> Work instructions
Look for the line containing "Serialize everything readable" in the listing below. Retype that line and every subsequent line through the last one, and only those.

> Excerpted data
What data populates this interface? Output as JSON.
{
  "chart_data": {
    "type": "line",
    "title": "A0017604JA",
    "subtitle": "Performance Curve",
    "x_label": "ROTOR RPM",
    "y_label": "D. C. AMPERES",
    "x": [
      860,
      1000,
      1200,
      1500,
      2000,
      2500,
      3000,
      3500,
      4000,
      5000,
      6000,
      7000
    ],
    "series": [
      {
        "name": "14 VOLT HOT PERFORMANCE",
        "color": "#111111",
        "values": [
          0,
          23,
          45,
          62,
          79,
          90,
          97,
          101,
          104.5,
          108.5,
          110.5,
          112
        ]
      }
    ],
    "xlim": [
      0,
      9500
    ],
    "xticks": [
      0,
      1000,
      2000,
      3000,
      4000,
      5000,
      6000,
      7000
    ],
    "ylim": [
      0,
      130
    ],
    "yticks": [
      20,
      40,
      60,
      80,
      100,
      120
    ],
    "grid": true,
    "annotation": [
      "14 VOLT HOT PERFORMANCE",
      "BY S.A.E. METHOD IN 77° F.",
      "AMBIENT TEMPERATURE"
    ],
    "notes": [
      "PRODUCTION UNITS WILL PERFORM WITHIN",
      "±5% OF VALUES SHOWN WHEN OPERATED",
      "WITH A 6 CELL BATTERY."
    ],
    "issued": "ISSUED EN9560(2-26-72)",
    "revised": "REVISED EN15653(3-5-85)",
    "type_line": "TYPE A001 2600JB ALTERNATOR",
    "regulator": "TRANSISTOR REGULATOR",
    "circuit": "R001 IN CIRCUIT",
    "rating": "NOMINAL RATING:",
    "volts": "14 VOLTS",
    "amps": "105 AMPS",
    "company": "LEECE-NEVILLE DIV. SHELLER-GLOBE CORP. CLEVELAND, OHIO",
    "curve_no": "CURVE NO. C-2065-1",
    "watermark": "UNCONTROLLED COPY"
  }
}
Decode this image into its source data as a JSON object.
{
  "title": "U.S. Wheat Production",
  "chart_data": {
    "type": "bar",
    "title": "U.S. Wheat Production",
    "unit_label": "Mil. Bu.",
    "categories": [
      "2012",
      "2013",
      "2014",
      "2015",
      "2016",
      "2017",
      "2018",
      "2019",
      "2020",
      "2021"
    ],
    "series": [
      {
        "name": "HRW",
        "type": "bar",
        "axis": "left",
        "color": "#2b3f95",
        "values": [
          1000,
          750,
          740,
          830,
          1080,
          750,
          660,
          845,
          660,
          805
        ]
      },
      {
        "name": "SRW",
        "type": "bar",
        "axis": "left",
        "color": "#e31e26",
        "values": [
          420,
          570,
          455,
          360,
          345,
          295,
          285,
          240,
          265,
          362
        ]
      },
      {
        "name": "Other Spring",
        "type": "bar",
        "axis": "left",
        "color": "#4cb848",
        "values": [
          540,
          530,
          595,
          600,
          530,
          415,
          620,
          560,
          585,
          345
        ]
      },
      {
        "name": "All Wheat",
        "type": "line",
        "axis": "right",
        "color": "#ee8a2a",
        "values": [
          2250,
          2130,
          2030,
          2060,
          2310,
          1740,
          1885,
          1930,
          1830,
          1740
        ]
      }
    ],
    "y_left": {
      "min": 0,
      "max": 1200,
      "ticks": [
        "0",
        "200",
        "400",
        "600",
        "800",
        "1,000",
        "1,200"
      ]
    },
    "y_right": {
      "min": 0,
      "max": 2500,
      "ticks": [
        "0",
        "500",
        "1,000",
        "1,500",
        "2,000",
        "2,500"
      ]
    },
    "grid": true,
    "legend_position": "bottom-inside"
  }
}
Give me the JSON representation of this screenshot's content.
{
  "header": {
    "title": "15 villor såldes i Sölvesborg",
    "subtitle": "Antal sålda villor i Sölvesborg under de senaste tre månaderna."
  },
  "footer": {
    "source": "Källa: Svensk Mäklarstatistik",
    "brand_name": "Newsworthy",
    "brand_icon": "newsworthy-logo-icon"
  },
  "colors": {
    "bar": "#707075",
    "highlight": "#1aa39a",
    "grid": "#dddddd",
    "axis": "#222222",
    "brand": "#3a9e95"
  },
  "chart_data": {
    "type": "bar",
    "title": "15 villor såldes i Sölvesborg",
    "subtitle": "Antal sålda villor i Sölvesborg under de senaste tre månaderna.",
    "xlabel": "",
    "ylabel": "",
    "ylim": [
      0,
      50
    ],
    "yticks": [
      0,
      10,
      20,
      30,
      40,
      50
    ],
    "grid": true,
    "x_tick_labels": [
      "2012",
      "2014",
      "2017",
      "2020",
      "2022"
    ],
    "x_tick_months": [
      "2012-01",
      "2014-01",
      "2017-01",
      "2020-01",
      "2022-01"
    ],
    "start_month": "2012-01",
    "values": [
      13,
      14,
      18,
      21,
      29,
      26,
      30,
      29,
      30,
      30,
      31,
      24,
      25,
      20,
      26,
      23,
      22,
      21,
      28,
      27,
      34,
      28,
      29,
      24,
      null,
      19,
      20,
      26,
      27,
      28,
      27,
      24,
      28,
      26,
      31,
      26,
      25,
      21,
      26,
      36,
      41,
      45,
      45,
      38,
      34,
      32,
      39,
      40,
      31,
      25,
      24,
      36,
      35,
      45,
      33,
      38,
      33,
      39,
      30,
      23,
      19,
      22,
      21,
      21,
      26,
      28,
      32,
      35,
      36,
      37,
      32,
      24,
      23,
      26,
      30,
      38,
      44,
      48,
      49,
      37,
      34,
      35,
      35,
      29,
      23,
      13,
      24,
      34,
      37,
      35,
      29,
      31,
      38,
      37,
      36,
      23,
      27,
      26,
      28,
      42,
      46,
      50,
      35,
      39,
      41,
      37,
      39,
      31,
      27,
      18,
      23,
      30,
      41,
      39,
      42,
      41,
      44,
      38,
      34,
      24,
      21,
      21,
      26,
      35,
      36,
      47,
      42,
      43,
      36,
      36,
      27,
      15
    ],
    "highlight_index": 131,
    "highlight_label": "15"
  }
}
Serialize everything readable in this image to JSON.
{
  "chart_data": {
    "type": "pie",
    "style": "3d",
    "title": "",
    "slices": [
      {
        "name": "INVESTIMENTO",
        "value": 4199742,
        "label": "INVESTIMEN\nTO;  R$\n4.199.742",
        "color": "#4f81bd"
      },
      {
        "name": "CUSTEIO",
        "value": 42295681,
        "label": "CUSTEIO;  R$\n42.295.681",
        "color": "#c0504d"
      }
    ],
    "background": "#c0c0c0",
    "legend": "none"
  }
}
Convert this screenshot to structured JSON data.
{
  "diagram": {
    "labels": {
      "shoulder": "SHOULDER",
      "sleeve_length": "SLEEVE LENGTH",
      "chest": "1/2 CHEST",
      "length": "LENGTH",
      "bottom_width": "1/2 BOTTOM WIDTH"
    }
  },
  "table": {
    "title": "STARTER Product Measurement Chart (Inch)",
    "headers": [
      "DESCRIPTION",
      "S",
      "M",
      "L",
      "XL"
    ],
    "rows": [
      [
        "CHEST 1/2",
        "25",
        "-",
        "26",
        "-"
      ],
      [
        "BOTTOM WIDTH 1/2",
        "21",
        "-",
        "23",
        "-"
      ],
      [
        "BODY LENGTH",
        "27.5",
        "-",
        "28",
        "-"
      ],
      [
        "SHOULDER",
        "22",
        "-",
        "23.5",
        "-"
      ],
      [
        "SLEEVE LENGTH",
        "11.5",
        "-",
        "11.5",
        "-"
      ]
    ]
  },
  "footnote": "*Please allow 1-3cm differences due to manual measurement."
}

> Task result
Serialize everything readable in this image to JSON.
{
  "chart_data": {
    "type": "pie",
    "style": "3d",
    "title": "",
    "slices": [
      {
        "name": "INVESTIMENTO",
        "value": 4199742,
        "label": "INVESTIMEN\nTO;  R$\n4.199.742",
        "color": "#4f81bd"
      },
      {
        "name": "CUSTEIO",
        "value": 42295681,
        "label": "CUSTEIO;  R$\n42.295.681",
        "color": "#c0504d"
      }
    ],
    "background": "#c0c0c0",
    "legend": "none"
  }
}
Convert this screenshot to structured JSON data.
{
  "diagram": {
    "labels": {
      "shoulder": "SHOULDER",
      "sleeve_length": "SLEEVE LENGTH",
      "chest": "1/2 CHEST",
      "length": "LENGTH",
      "bottom_width": "1/2 BOTTOM WIDTH"
    }
  },
  "table": {
    "title": "STARTER Product Measurement Chart (Inch)",
    "headers": [
      "DESCRIPTION",
      "S",
      "M",
      "L",
      "XL"
    ],
    "rows": [
      [
        "CHEST 1/2",
        "25",
        "-",
        "26",
        "-"
      ],
      [
        "BOTTOM WIDTH 1/2",
        "21",
        "-",
        "23",
        "-"
      ],
      [
        "BODY LENGTH",
        "27.5",
        "-",
        "28",
        "-"
      ],
      [
        "SHOULDER",
        "22",
        "-",
        "23.5",
        "-"
      ],
      [
        "SLEEVE LENGTH",
        "11.5",
        "-",
        "11.5",
        "-"
      ]
    ]
  },
  "footnote": "*Please allow 1-3cm differences due to manual measurement."
}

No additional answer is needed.